As questões abordadas nesse tipo de narrativas são tão essenciais
que é impossível deixar de vivê-las e de respondê-las. Porque viver é trazer
uma resposta prática para essas perguntas, mesmo que não sejamos nos que
as tenhamos formulado, mesmo que não se consiga responder teoricamente
ou mesmo que nossa resposta teórica não corresponda exatamente ao que
vivemos. É nas escolhas concretas de vida que se responde efetivamente à
pergunta de saber o que quer dizer ser humano. Respondemos pelo nosso
modo de viver, muito frequentemente dependente do mundo cultural que é o
nosso. Contudo, porque a narrativa mítica aborda do seu modo essas mesmas
perguntas essenciais, ele tem a capacidade de abrir um lugar onde o leitor
pode tornar-se consciente do modo com o qual ele mesmo responde a essas
perguntas de modo mais ou menos implícito, mais ou menos conforme ao que
ele diz ou pensa. Propondo uma resposta numa forma narrativa que nunca
bloqueia o sentido, a narrativa convida o leitor a entrar em diálogo com ela para
pensar a própria existência. Assim, interpretar um mito consiste em confrontar
duas narrativas: a que está escrita – e que requer a maior atenção – e a outra
construída pelo leitor mais ou menos conscientemente em relação à própria
vida e a partir da qual ele vem para o texto da Escritura.

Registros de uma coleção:
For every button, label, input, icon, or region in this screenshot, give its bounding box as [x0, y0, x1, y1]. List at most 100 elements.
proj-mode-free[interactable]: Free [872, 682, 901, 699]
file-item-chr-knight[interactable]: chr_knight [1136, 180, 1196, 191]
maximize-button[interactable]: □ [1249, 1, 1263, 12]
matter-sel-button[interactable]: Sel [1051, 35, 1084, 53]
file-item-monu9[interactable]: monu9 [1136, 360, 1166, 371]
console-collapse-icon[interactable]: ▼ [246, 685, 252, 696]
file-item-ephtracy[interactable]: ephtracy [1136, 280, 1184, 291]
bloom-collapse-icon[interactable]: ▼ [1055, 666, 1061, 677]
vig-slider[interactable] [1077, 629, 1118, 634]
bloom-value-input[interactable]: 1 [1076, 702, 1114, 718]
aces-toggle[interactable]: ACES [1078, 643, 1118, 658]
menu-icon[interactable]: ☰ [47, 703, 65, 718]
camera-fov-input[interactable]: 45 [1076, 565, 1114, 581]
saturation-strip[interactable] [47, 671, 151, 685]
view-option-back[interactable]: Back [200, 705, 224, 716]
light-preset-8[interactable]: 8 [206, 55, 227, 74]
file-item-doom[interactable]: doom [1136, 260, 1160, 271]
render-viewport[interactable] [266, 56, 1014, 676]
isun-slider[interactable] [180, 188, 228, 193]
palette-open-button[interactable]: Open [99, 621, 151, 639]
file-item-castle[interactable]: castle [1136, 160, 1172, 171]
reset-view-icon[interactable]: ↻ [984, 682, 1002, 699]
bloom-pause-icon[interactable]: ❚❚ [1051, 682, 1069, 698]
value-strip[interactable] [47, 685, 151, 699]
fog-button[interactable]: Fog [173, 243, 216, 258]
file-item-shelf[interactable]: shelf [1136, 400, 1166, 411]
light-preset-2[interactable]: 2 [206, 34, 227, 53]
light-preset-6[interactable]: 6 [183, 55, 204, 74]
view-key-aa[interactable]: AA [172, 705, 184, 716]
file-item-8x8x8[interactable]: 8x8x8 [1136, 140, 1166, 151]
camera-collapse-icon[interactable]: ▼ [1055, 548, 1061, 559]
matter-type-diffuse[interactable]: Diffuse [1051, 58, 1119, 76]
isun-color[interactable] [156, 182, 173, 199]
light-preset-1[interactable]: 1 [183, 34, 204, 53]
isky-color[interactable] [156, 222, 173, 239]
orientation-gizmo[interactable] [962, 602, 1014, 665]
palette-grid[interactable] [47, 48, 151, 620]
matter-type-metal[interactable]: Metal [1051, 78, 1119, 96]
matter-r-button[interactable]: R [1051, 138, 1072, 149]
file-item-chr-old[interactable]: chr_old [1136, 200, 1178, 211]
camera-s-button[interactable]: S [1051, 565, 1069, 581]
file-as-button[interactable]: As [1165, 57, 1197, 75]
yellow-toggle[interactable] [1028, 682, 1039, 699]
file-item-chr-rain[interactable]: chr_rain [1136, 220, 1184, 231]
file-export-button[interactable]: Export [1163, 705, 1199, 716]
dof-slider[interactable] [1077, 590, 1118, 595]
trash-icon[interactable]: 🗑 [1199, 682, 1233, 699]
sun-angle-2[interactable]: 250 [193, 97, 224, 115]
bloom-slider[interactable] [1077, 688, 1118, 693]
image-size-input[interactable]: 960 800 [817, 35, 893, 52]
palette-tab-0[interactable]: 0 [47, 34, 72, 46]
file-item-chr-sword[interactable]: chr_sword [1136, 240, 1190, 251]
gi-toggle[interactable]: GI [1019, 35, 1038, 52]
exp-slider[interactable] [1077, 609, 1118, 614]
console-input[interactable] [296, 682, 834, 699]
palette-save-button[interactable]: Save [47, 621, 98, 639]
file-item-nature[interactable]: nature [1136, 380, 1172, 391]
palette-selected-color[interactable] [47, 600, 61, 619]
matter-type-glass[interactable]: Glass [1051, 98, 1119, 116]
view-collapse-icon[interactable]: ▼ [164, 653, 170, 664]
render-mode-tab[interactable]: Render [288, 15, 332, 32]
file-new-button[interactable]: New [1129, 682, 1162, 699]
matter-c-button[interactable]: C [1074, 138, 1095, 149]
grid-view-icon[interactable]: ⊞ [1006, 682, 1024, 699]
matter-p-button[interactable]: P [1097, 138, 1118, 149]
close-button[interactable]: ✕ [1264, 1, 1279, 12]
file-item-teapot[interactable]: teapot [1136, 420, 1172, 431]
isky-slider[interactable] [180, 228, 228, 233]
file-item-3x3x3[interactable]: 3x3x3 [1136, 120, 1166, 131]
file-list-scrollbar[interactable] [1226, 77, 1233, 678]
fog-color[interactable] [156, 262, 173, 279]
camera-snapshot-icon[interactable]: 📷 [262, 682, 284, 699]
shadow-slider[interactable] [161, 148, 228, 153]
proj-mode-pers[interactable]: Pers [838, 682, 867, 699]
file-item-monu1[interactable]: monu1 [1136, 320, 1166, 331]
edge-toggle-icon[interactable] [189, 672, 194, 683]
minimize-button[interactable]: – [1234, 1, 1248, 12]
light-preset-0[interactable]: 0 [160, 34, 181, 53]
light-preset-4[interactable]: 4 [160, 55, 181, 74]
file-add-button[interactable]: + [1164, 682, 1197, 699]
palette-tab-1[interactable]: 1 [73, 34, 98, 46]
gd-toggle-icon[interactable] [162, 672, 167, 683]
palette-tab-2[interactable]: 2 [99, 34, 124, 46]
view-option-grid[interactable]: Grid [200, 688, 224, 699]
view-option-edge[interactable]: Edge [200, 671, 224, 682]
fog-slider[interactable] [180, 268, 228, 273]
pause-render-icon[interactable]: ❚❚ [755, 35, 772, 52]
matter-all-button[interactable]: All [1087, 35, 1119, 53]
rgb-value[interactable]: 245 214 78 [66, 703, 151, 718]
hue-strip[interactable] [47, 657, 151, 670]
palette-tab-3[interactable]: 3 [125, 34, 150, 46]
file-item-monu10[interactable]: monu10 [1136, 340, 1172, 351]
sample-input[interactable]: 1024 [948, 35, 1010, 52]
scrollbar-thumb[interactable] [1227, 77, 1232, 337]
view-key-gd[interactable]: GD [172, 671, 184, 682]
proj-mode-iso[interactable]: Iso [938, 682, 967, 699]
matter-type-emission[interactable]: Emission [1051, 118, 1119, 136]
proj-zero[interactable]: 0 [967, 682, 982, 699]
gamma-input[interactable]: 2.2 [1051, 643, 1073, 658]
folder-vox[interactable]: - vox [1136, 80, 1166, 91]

**Enunciado**
Liste todas as orações que o texto sobre a narrativa mítica introduz com "mesmo que".

**Resposta**
- mesmo que não sejamos nos que as tenhamos formulado
- mesmo que não se consiga responder teoricamente
- mesmo que nossa resposta teórica não corresponda exatamente ao que vivemos